>> begin LISTING
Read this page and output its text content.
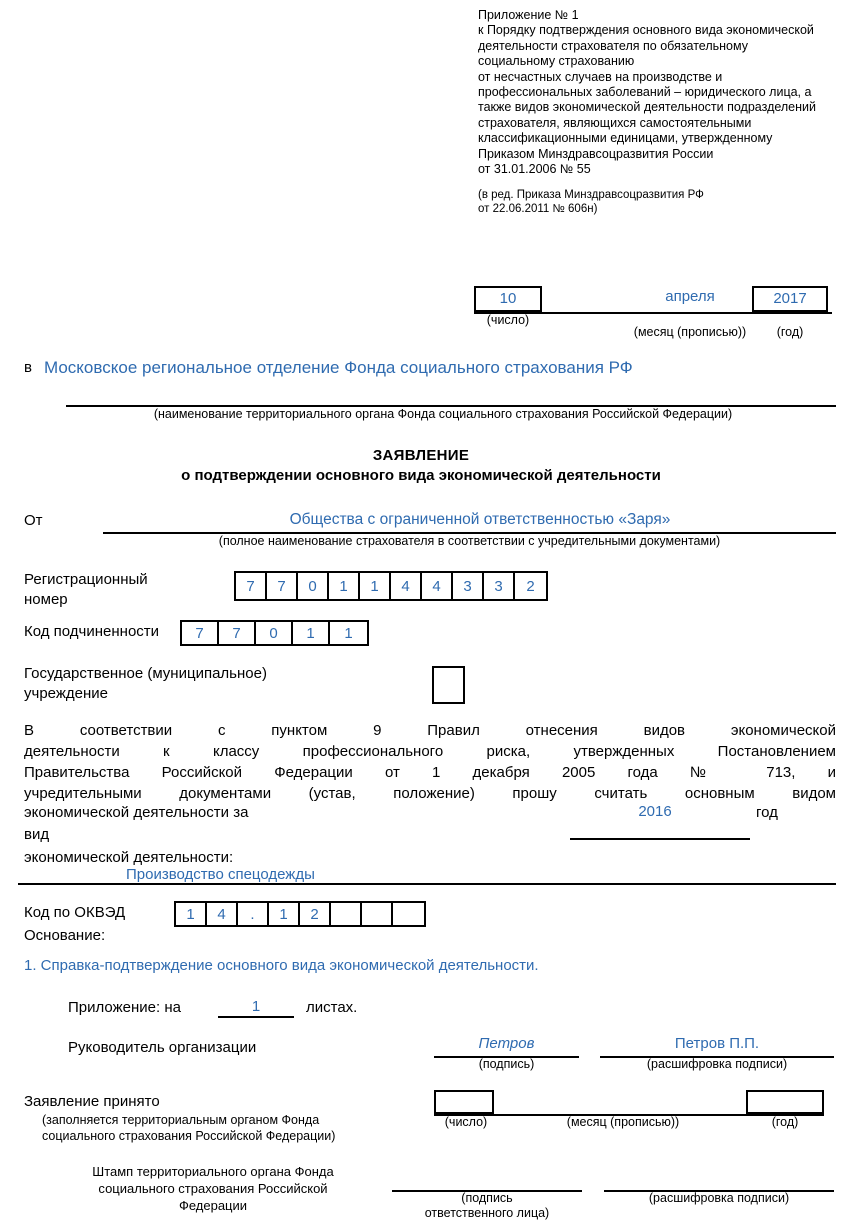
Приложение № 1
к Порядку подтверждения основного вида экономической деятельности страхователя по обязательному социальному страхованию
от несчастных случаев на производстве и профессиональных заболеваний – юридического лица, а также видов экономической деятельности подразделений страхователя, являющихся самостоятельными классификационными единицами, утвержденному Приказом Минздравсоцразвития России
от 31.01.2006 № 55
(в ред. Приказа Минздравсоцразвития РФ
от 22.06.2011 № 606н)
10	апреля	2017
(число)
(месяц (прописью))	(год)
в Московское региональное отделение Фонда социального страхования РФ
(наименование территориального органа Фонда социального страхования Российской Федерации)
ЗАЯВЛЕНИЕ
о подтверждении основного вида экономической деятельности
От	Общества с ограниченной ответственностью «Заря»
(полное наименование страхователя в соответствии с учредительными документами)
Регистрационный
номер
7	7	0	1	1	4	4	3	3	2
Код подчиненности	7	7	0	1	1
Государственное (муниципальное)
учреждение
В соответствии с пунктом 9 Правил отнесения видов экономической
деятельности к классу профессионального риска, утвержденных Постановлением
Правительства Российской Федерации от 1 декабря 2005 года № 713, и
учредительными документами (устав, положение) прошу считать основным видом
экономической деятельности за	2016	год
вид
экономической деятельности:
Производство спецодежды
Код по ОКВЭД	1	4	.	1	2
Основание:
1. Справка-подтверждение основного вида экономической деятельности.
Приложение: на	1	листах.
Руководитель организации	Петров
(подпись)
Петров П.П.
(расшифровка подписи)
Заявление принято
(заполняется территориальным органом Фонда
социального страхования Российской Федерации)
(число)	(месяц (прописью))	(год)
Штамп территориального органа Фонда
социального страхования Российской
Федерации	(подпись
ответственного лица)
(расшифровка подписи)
>> end LISTING
WRITTEN EXERCISE: Without including any pictures, please restate all the records exactly.

COMPLETED TASK:
Read this page and output its text content.
Приложение № 1
к Порядку подтверждения основного вида экономической деятельности страхователя по обязательному социальному страхованию
от несчастных случаев на производстве и профессиональных заболеваний – юридического лица, а также видов экономической деятельности подразделений страхователя, являющихся самостоятельными классификационными единицами, утвержденному Приказом Минздравсоцразвития России
от 31.01.2006 № 55
(в ред. Приказа Минздравсоцразвития РФ
от 22.06.2011 № 606н)
10	апреля	2017
(число)
(месяц (прописью))	(год)
в Московское региональное отделение Фонда социального страхования РФ
(наименование территориального органа Фонда социального страхования Российской Федерации)
ЗАЯВЛЕНИЕ
о подтверждении основного вида экономической деятельности
От	Общества с ограниченной ответственностью «Заря»
(полное наименование страхователя в соответствии с учредительными документами)
Регистрационный
номер
7	7	0	1	1	4	4	3	3	2
Код подчиненности	7	7	0	1	1
Государственное (муниципальное)
учреждение
В соответствии с пунктом 9 Правил отнесения видов экономической
деятельности к классу профессионального риска, утвержденных Постановлением
Правительства Российской Федерации от 1 декабря 2005 года № 713, и
учредительными документами (устав, положение) прошу считать основным видом
экономической деятельности за	2016	год
вид
экономической деятельности:
Производство спецодежды
Код по ОКВЭД	1	4	.	1	2
Основание:
1. Справка-подтверждение основного вида экономической деятельности.
Приложение: на	1	листах.
Руководитель организации	Петров
(подпись)
Петров П.П.
(расшифровка подписи)
Заявление принято
(заполняется территориальным органом Фонда
социального страхования Российской Федерации)
(число)	(месяц (прописью))	(год)
Штамп территориального органа Фонда
социального страхования Российской
Федерации	(подпись
ответственного лица)
(расшифровка подписи)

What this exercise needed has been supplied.